Work to do
Your task is to transcribe all of the data below exactly, omitting the images.

• • • • • • •

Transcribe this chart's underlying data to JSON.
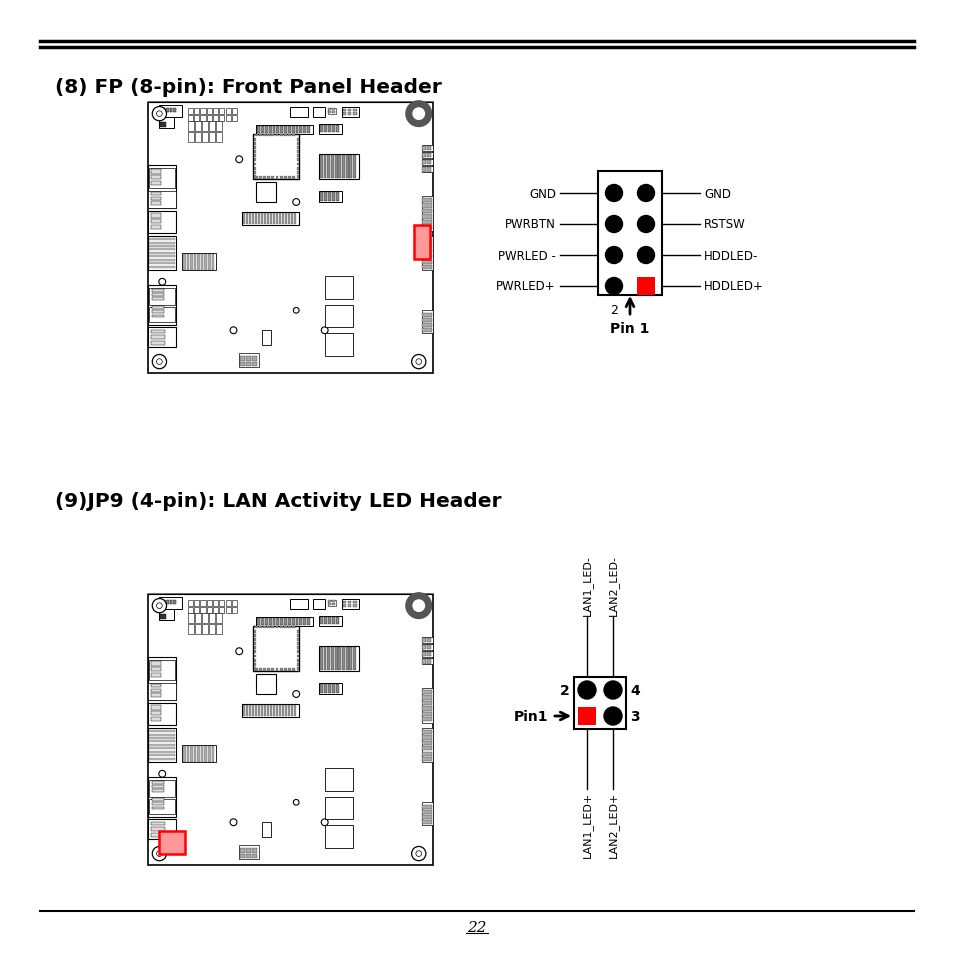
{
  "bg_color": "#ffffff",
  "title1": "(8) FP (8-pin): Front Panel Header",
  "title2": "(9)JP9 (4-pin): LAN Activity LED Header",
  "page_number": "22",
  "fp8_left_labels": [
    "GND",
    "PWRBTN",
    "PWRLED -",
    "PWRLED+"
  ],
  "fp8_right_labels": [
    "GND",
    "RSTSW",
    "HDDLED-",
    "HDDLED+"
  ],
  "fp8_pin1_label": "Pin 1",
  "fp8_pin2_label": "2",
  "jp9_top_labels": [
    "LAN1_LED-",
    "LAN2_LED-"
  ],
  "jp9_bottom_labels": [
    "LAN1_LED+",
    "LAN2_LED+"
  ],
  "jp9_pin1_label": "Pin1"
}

• • • • • • •

Answer below
Transcribe this chart's underlying data to JSON.
{
  "bg_color": "#ffffff",
  "title1": "(8) FP (8-pin): Front Panel Header",
  "title2": "(9)JP9 (4-pin): LAN Activity LED Header",
  "page_number": "22",
  "fp8_left_labels": [
    "GND",
    "PWRBTN",
    "PWRLED -",
    "PWRLED+"
  ],
  "fp8_right_labels": [
    "GND",
    "RSTSW",
    "HDDLED-",
    "HDDLED+"
  ],
  "fp8_pin1_label": "Pin 1",
  "fp8_pin2_label": "2",
  "jp9_top_labels": [
    "LAN1_LED-",
    "LAN2_LED-"
  ],
  "jp9_bottom_labels": [
    "LAN1_LED+",
    "LAN2_LED+"
  ],
  "jp9_pin1_label": "Pin1"
}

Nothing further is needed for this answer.